▶ _GOAL OF THE EXERCISE_
Copy the full set of lines exactly as given.

▶ _GIVEN DATA_

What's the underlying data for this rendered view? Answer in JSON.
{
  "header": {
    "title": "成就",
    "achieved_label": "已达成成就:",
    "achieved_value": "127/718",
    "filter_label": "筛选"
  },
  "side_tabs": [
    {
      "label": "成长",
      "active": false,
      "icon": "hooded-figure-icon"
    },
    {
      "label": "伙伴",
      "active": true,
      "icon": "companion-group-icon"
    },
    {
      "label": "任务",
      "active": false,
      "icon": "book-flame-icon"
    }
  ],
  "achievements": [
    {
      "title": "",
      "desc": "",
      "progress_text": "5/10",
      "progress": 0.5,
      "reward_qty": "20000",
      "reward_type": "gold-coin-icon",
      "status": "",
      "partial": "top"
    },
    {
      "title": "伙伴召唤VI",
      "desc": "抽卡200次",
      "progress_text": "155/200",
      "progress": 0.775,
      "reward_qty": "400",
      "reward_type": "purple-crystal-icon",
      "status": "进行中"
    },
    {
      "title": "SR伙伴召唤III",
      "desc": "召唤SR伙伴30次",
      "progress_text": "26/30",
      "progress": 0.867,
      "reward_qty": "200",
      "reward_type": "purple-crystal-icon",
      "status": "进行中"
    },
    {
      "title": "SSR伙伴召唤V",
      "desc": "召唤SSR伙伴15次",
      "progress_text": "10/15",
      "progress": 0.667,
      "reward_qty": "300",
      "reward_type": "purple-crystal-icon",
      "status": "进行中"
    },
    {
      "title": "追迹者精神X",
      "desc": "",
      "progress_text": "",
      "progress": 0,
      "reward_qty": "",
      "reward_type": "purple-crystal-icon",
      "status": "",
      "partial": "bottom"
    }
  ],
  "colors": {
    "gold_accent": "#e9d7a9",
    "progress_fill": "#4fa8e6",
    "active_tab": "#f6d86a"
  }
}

▶ _ANSWER_
What's the underlying data for this rendered view? Answer in JSON.
{
  "header": {
    "title": "成就",
    "achieved_label": "已达成成就:",
    "achieved_value": "127/718",
    "filter_label": "筛选"
  },
  "side_tabs": [
    {
      "label": "成长",
      "active": false,
      "icon": "hooded-figure-icon"
    },
    {
      "label": "伙伴",
      "active": true,
      "icon": "companion-group-icon"
    },
    {
      "label": "任务",
      "active": false,
      "icon": "book-flame-icon"
    }
  ],
  "achievements": [
    {
      "title": "",
      "desc": "",
      "progress_text": "5/10",
      "progress": 0.5,
      "reward_qty": "20000",
      "reward_type": "gold-coin-icon",
      "status": "",
      "partial": "top"
    },
    {
      "title": "伙伴召唤VI",
      "desc": "抽卡200次",
      "progress_text": "155/200",
      "progress": 0.775,
      "reward_qty": "400",
      "reward_type": "purple-crystal-icon",
      "status": "进行中"
    },
    {
      "title": "SR伙伴召唤III",
      "desc": "召唤SR伙伴30次",
      "progress_text": "26/30",
      "progress": 0.867,
      "reward_qty": "200",
      "reward_type": "purple-crystal-icon",
      "status": "进行中"
    },
    {
      "title": "SSR伙伴召唤V",
      "desc": "召唤SSR伙伴15次",
      "progress_text": "10/15",
      "progress": 0.667,
      "reward_qty": "300",
      "reward_type": "purple-crystal-icon",
      "status": "进行中"
    },
    {
      "title": "追迹者精神X",
      "desc": "",
      "progress_text": "",
      "progress": 0,
      "reward_qty": "",
      "reward_type": "purple-crystal-icon",
      "status": "",
      "partial": "bottom"
    }
  ],
  "colors": {
    "gold_accent": "#e9d7a9",
    "progress_fill": "#4fa8e6",
    "active_tab": "#f6d86a"
  }
}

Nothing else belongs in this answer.